### Supplied records ###
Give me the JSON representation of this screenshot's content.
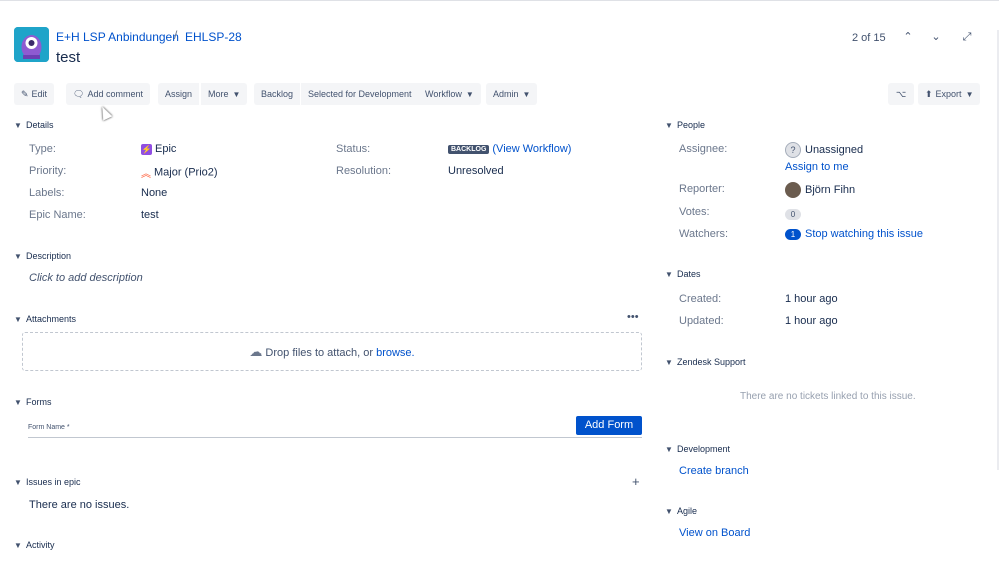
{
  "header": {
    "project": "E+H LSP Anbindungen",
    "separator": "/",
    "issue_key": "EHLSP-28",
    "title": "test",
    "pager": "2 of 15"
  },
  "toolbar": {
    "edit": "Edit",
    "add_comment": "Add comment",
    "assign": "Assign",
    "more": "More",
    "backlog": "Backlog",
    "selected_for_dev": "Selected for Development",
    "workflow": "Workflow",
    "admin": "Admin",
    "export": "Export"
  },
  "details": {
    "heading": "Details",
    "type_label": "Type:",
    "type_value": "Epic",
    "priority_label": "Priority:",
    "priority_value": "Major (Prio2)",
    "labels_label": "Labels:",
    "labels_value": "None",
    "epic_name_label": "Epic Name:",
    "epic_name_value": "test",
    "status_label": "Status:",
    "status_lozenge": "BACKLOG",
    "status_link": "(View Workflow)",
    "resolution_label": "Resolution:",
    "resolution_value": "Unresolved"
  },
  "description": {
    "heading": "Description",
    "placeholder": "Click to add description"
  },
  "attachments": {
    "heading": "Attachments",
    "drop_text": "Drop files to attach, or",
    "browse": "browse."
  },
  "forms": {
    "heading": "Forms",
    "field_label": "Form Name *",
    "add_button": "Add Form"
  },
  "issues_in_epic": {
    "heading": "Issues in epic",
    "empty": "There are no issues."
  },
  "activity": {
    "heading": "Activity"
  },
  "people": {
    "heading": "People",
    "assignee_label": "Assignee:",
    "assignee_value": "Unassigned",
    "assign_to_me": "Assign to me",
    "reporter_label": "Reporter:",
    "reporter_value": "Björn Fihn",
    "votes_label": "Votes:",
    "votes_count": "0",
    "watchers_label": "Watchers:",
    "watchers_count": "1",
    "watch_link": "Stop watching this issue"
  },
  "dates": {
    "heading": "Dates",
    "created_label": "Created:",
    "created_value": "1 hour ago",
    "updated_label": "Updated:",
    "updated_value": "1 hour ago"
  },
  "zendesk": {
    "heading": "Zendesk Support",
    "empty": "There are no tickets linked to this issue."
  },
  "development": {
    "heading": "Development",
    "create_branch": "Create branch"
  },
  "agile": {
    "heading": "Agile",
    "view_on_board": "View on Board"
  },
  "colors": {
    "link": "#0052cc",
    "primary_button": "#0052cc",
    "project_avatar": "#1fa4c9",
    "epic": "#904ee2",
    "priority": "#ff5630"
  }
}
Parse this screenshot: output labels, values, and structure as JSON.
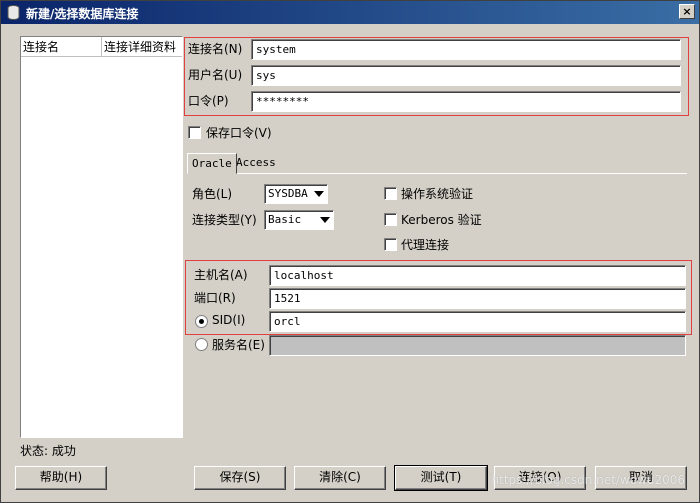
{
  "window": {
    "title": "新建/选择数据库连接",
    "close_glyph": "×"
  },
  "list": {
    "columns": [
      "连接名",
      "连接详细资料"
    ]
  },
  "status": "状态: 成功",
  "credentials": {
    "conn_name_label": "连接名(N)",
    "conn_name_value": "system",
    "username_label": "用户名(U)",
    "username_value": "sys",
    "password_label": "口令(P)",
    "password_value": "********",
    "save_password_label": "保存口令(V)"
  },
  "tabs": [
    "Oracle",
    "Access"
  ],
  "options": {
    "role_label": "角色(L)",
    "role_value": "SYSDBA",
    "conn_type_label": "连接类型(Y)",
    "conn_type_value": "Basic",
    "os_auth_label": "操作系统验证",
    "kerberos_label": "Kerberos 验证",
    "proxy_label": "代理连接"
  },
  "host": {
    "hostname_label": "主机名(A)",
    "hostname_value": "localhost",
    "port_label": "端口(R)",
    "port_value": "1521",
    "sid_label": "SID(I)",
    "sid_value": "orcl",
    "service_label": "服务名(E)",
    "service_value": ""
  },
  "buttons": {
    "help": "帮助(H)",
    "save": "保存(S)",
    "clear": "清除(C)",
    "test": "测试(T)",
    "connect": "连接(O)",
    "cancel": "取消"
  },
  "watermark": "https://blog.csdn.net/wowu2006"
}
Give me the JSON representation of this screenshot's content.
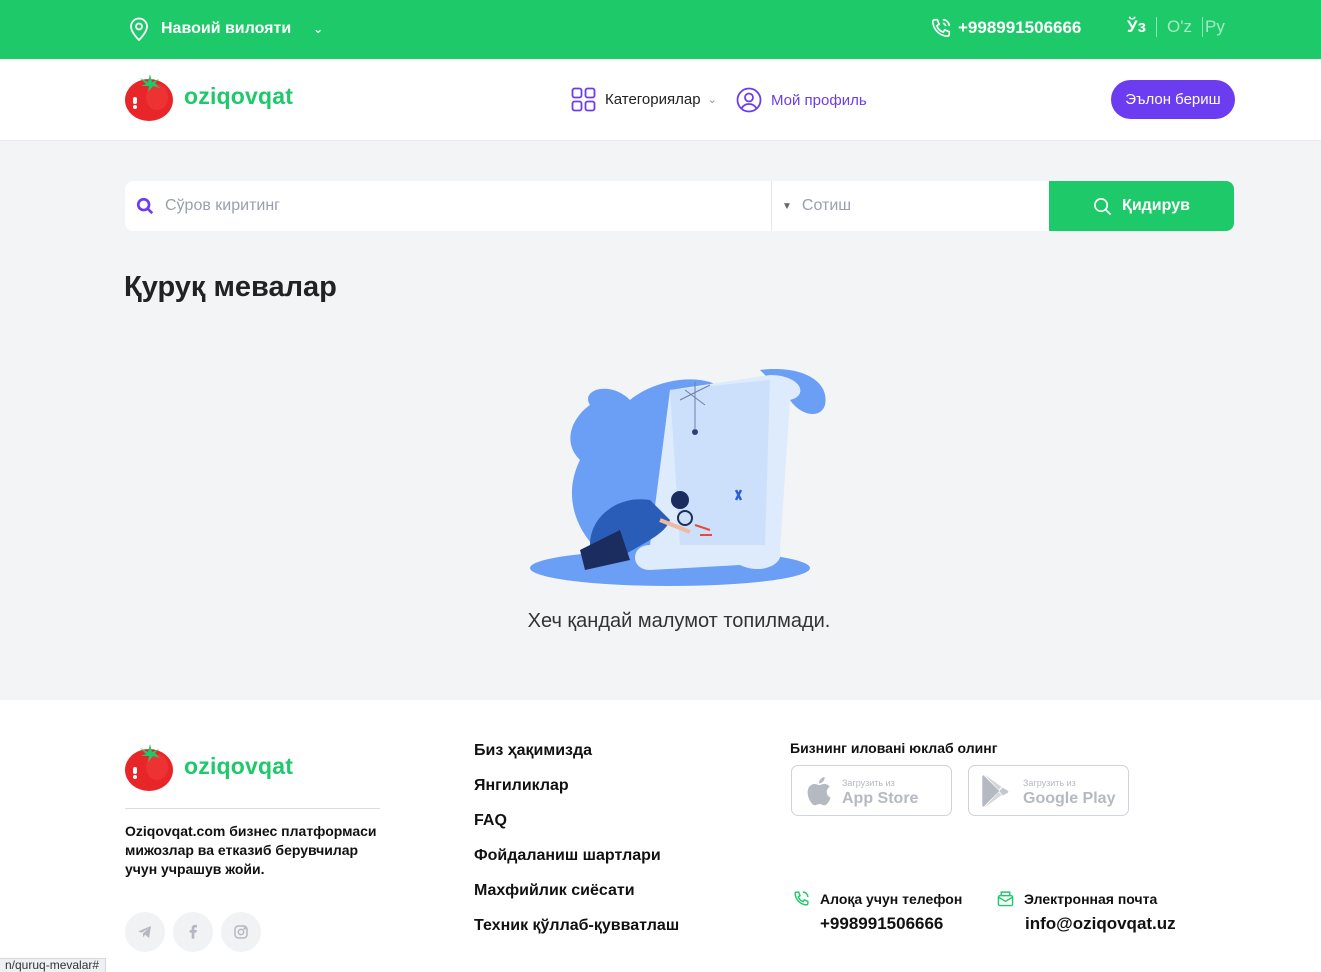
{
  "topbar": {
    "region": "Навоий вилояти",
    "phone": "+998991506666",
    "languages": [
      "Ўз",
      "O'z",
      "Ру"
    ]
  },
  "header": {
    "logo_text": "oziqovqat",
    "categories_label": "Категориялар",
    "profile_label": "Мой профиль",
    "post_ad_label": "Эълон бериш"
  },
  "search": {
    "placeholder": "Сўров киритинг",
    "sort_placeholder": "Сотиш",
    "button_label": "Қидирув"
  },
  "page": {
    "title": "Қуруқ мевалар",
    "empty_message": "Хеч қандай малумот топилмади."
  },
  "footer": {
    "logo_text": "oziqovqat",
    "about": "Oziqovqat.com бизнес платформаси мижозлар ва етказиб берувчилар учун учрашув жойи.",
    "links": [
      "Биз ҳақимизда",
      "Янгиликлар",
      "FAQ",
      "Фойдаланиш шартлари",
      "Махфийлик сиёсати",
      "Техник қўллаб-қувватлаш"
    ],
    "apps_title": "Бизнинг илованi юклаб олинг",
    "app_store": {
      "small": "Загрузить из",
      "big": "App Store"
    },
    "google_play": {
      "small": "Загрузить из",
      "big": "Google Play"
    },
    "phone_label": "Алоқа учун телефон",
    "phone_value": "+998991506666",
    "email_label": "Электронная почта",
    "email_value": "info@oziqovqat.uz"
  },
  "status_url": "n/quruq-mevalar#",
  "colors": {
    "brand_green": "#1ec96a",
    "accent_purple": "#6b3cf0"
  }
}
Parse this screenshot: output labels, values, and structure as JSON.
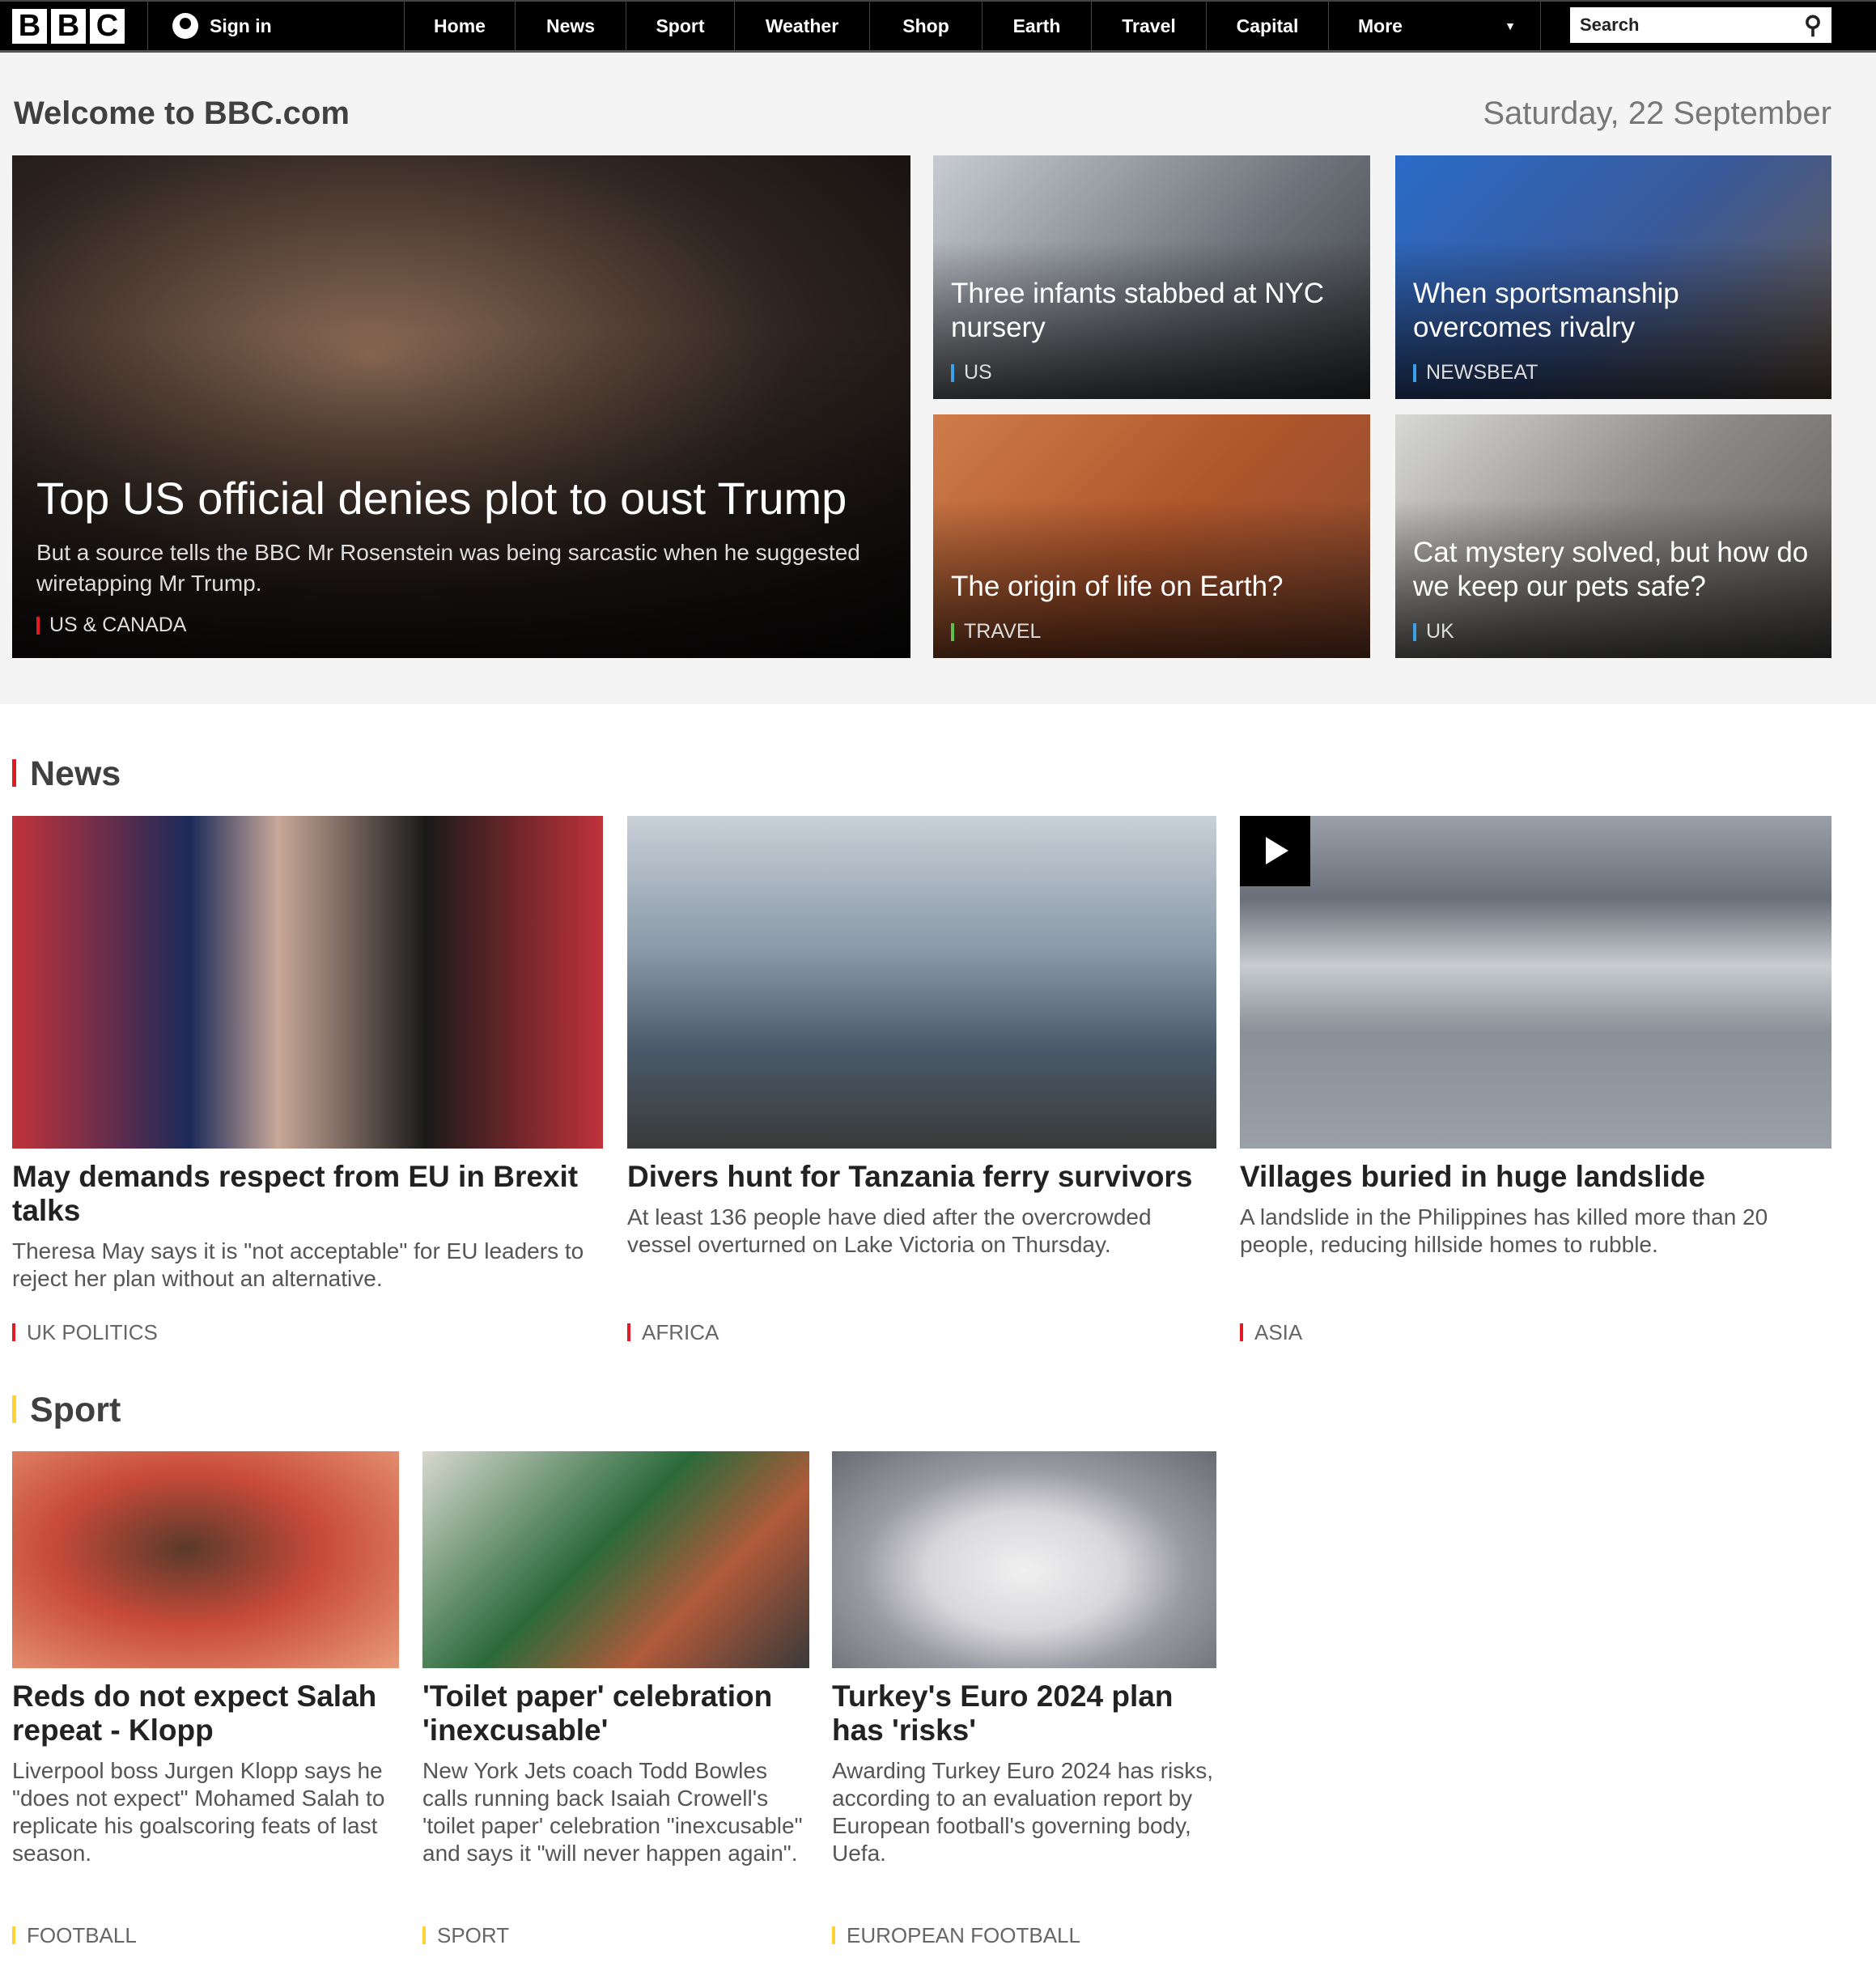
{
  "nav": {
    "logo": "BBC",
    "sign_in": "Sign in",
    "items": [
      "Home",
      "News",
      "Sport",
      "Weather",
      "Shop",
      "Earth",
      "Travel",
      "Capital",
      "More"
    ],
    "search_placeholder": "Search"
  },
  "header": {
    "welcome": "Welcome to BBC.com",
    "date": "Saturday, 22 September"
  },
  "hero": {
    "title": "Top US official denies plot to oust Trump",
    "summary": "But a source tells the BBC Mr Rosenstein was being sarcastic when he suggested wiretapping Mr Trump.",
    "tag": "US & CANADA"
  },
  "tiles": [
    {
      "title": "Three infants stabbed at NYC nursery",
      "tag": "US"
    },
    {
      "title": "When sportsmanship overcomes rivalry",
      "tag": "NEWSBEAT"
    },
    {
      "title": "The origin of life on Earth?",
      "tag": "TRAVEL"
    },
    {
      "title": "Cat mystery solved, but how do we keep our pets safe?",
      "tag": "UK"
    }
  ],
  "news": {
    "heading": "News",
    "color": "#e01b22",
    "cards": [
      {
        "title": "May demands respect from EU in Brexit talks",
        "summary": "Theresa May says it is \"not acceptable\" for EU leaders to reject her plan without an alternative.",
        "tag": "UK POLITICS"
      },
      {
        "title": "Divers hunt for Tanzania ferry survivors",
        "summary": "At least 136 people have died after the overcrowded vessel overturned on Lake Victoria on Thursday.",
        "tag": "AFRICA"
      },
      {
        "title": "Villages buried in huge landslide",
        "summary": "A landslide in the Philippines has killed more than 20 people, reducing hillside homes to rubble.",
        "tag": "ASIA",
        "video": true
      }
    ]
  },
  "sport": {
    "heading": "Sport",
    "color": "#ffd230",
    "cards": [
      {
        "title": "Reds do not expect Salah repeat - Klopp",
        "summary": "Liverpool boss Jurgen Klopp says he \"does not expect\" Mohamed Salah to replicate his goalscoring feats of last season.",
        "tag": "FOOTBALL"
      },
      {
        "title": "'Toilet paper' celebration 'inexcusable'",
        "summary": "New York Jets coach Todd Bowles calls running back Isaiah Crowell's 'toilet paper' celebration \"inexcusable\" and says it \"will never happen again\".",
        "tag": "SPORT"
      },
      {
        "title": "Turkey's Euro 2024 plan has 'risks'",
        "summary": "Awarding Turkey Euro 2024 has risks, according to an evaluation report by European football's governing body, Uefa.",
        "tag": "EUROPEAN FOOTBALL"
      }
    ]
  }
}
###
■ **Written exercise**:
Check each line above for the word "Klopp", and copy the lines where it appears.

■ **Output for this exercise**:
        "title": "Reds do not expect Salah repeat - Klopp",
        "summary": "Liverpool boss Jurgen Klopp says he \"does not expect\" Mohamed Salah to replicate his goalscoring feats of last season.",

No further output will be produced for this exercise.